- _Exercise directions_:
The required output is the line containing "Convert this screenshot" through the final line of the material below, printed exactly, with no other lines.

- _Data to process_:
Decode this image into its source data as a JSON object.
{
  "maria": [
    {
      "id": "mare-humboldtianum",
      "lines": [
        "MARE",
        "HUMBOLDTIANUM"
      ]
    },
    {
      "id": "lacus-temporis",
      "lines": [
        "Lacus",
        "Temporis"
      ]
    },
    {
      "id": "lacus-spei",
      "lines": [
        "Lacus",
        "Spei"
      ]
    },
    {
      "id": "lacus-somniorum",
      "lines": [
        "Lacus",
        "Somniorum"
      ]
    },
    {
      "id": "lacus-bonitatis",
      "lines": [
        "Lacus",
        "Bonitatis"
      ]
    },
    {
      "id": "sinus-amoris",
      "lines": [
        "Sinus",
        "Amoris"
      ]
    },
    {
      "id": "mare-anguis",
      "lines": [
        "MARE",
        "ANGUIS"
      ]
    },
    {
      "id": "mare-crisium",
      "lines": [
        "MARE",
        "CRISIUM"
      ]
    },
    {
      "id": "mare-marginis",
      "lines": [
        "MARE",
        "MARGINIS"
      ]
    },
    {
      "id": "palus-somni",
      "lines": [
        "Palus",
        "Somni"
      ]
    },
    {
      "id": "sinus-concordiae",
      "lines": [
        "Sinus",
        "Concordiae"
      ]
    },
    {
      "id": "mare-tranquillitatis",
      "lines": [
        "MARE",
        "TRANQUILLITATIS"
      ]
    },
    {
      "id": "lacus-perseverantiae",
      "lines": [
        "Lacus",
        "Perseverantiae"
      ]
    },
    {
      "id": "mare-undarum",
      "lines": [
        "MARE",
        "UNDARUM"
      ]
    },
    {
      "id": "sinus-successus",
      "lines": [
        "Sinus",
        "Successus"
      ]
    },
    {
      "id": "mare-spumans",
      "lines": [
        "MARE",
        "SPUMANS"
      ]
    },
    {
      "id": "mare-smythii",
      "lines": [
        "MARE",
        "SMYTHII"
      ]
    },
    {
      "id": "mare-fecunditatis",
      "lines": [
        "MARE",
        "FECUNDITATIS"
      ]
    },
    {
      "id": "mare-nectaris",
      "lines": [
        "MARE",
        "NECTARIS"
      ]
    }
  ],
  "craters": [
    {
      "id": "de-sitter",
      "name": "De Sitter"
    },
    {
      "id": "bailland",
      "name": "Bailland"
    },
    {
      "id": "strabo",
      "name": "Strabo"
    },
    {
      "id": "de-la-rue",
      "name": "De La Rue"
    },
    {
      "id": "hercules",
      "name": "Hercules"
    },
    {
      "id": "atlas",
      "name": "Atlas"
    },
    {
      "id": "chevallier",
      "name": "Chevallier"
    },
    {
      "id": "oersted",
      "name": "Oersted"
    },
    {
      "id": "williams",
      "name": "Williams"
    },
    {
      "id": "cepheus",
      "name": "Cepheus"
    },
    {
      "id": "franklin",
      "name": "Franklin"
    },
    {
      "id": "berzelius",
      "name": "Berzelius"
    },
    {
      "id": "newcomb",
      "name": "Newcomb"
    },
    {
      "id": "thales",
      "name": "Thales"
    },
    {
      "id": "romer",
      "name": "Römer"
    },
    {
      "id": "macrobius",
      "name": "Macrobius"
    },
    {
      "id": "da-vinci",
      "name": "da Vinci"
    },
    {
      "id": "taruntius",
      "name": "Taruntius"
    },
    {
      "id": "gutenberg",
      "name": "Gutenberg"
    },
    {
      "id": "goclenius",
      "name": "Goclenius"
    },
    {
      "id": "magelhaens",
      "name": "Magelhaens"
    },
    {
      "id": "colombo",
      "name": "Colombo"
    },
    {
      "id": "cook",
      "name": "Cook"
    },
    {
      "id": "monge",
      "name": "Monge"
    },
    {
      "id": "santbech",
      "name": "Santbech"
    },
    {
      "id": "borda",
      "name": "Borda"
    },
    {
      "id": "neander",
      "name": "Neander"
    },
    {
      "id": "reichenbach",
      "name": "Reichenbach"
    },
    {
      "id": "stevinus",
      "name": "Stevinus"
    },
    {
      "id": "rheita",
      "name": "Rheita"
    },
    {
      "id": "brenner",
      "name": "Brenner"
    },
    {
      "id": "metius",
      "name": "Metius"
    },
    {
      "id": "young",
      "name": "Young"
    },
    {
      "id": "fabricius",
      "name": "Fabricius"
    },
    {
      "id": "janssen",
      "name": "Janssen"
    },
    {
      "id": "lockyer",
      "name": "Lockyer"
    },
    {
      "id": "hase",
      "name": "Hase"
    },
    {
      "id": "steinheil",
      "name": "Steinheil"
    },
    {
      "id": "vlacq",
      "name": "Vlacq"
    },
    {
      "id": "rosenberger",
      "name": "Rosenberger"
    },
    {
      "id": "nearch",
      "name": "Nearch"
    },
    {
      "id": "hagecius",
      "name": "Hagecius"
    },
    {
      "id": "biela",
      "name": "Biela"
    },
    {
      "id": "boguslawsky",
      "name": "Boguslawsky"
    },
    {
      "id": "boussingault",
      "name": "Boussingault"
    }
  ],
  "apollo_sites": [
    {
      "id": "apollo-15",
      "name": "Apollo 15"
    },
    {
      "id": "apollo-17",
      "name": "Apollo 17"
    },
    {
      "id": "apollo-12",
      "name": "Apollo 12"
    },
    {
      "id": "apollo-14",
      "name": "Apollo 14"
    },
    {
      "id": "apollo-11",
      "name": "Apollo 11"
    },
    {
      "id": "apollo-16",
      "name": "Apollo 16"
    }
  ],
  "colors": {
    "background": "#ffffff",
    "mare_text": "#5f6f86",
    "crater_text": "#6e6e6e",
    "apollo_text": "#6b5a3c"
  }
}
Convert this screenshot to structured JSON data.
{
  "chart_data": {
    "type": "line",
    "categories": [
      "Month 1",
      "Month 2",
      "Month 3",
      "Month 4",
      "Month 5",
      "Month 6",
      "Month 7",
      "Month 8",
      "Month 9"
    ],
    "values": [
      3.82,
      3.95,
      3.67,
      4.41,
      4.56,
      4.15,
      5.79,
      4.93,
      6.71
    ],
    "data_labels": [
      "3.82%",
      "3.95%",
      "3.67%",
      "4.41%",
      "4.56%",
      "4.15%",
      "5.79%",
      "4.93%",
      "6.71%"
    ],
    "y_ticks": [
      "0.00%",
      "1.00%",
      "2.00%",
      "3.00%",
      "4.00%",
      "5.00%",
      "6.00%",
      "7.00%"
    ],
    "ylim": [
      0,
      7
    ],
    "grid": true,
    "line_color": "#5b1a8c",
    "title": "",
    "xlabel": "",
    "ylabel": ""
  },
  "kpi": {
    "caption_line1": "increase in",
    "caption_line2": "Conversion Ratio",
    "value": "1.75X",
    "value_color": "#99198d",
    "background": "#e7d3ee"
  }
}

- _Exercise answer_:
Convert this screenshot to structured JSON data.
{
  "chart_data": {
    "type": "line",
    "categories": [
      "Month 1",
      "Month 2",
      "Month 3",
      "Month 4",
      "Month 5",
      "Month 6",
      "Month 7",
      "Month 8",
      "Month 9"
    ],
    "values": [
      3.82,
      3.95,
      3.67,
      4.41,
      4.56,
      4.15,
      5.79,
      4.93,
      6.71
    ],
    "data_labels": [
      "3.82%",
      "3.95%",
      "3.67%",
      "4.41%",
      "4.56%",
      "4.15%",
      "5.79%",
      "4.93%",
      "6.71%"
    ],
    "y_ticks": [
      "0.00%",
      "1.00%",
      "2.00%",
      "3.00%",
      "4.00%",
      "5.00%",
      "6.00%",
      "7.00%"
    ],
    "ylim": [
      0,
      7
    ],
    "grid": true,
    "line_color": "#5b1a8c",
    "title": "",
    "xlabel": "",
    "ylabel": ""
  },
  "kpi": {
    "caption_line1": "increase in",
    "caption_line2": "Conversion Ratio",
    "value": "1.75X",
    "value_color": "#99198d",
    "background": "#e7d3ee"
  }
}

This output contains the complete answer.